**To be done**.
Copy out the listing exactly.

**Excerpted data**.
========================================
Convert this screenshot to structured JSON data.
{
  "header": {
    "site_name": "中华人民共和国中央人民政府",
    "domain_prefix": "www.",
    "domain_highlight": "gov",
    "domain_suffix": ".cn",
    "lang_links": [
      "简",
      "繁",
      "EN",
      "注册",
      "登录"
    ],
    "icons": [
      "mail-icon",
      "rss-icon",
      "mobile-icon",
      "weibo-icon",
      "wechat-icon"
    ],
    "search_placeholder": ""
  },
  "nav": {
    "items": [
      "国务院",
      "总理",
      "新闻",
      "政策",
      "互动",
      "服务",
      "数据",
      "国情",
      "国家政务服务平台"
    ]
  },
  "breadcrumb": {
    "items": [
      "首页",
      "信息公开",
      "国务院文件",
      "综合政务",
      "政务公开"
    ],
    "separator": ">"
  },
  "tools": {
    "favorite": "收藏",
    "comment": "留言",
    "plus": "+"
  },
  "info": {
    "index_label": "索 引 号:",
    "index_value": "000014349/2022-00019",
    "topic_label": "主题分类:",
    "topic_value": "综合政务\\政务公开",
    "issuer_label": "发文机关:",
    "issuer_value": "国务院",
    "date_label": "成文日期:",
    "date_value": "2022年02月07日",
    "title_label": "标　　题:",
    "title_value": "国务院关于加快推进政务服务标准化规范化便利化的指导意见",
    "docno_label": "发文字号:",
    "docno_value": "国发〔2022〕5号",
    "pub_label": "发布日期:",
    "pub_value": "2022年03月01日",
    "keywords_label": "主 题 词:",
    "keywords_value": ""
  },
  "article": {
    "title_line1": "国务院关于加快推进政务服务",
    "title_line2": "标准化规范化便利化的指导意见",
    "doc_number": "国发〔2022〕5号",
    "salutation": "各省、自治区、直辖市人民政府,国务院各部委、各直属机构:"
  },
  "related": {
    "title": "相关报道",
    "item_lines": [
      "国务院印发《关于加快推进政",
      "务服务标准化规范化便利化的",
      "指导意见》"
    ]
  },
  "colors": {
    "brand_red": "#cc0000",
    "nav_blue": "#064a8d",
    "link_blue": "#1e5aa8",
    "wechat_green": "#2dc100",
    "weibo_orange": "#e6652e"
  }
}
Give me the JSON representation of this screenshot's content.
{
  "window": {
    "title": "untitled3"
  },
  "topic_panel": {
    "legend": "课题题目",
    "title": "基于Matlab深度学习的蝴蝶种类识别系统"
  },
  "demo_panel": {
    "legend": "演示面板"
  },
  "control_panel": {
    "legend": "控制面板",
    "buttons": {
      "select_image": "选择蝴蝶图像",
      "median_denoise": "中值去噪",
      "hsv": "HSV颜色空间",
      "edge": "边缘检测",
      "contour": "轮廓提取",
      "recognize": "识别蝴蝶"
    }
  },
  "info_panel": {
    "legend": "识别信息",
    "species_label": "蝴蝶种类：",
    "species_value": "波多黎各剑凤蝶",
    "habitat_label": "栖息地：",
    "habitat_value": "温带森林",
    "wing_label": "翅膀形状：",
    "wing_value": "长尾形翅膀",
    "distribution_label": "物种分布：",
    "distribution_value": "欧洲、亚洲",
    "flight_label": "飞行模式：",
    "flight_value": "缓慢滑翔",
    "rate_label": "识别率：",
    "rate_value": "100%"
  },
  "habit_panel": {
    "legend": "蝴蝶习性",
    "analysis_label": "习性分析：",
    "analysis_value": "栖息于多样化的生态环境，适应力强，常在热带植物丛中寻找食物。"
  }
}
========================================
**Exercise result**.
Convert this screenshot to structured JSON data.
{
  "header": {
    "site_name": "中华人民共和国中央人民政府",
    "domain_prefix": "www.",
    "domain_highlight": "gov",
    "domain_suffix": ".cn",
    "lang_links": [
      "简",
      "繁",
      "EN",
      "注册",
      "登录"
    ],
    "icons": [
      "mail-icon",
      "rss-icon",
      "mobile-icon",
      "weibo-icon",
      "wechat-icon"
    ],
    "search_placeholder": ""
  },
  "nav": {
    "items": [
      "国务院",
      "总理",
      "新闻",
      "政策",
      "互动",
      "服务",
      "数据",
      "国情",
      "国家政务服务平台"
    ]
  },
  "breadcrumb": {
    "items": [
      "首页",
      "信息公开",
      "国务院文件",
      "综合政务",
      "政务公开"
    ],
    "separator": ">"
  },
  "tools": {
    "favorite": "收藏",
    "comment": "留言",
    "plus": "+"
  },
  "info": {
    "index_label": "索 引 号:",
    "index_value": "000014349/2022-00019",
    "topic_label": "主题分类:",
    "topic_value": "综合政务\\政务公开",
    "issuer_label": "发文机关:",
    "issuer_value": "国务院",
    "date_label": "成文日期:",
    "date_value": "2022年02月07日",
    "title_label": "标　　题:",
    "title_value": "国务院关于加快推进政务服务标准化规范化便利化的指导意见",
    "docno_label": "发文字号:",
    "docno_value": "国发〔2022〕5号",
    "pub_label": "发布日期:",
    "pub_value": "2022年03月01日",
    "keywords_label": "主 题 词:",
    "keywords_value": ""
  },
  "article": {
    "title_line1": "国务院关于加快推进政务服务",
    "title_line2": "标准化规范化便利化的指导意见",
    "doc_number": "国发〔2022〕5号",
    "salutation": "各省、自治区、直辖市人民政府,国务院各部委、各直属机构:"
  },
  "related": {
    "title": "相关报道",
    "item_lines": [
      "国务院印发《关于加快推进政",
      "务服务标准化规范化便利化的",
      "指导意见》"
    ]
  },
  "colors": {
    "brand_red": "#cc0000",
    "nav_blue": "#064a8d",
    "link_blue": "#1e5aa8",
    "wechat_green": "#2dc100",
    "weibo_orange": "#e6652e"
  }
}
Give me the JSON representation of this screenshot's content.
{
  "window": {
    "title": "untitled3"
  },
  "topic_panel": {
    "legend": "课题题目",
    "title": "基于Matlab深度学习的蝴蝶种类识别系统"
  },
  "demo_panel": {
    "legend": "演示面板"
  },
  "control_panel": {
    "legend": "控制面板",
    "buttons": {
      "select_image": "选择蝴蝶图像",
      "median_denoise": "中值去噪",
      "hsv": "HSV颜色空间",
      "edge": "边缘检测",
      "contour": "轮廓提取",
      "recognize": "识别蝴蝶"
    }
  },
  "info_panel": {
    "legend": "识别信息",
    "species_label": "蝴蝶种类：",
    "species_value": "波多黎各剑凤蝶",
    "habitat_label": "栖息地：",
    "habitat_value": "温带森林",
    "wing_label": "翅膀形状：",
    "wing_value": "长尾形翅膀",
    "distribution_label": "物种分布：",
    "distribution_value": "欧洲、亚洲",
    "flight_label": "飞行模式：",
    "flight_value": "缓慢滑翔",
    "rate_label": "识别率：",
    "rate_value": "100%"
  },
  "habit_panel": {
    "legend": "蝴蝶习性",
    "analysis_label": "习性分析：",
    "analysis_value": "栖息于多样化的生态环境，适应力强，常在热带植物丛中寻找食物。"
  }
}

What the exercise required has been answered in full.